● EXCERPTED RECORDS
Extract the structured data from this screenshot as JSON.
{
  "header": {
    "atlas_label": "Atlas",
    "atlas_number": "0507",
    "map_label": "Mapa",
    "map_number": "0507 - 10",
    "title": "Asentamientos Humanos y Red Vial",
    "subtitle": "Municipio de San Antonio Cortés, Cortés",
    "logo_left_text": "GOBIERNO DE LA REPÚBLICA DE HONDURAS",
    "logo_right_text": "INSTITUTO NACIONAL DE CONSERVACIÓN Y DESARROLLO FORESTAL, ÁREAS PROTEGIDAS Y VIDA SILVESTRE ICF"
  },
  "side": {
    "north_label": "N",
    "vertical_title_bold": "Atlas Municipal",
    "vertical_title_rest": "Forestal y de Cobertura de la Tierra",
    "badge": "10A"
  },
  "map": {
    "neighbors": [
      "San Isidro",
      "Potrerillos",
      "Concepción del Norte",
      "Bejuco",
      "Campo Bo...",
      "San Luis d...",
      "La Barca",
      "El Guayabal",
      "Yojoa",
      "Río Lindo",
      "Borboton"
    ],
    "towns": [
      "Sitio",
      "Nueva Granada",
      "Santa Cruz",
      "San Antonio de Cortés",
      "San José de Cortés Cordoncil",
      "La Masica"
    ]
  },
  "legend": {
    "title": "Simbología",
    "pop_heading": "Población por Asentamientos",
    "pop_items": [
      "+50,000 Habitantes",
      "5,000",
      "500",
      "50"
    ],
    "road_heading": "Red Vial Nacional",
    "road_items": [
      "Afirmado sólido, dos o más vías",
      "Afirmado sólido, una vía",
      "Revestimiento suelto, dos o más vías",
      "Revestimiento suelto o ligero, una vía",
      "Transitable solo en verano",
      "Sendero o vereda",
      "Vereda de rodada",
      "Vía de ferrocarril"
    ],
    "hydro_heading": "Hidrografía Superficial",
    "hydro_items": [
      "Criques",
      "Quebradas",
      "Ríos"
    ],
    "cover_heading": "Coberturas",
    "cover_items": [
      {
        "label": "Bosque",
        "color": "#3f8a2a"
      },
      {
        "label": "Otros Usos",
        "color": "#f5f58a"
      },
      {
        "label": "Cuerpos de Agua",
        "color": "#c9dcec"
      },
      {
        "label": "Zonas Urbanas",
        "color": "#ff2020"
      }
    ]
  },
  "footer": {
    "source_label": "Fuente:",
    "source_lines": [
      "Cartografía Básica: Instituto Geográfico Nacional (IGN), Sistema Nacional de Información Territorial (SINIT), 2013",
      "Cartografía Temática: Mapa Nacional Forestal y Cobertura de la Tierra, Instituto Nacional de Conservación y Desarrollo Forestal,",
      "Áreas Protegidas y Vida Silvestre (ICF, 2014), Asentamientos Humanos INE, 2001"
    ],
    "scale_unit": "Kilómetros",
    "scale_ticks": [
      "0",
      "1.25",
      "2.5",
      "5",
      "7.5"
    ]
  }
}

● JOB
What is the number of lines that hold the string "Revestimiento"? Reply with that number alone.

● RESPONSE BELOW
2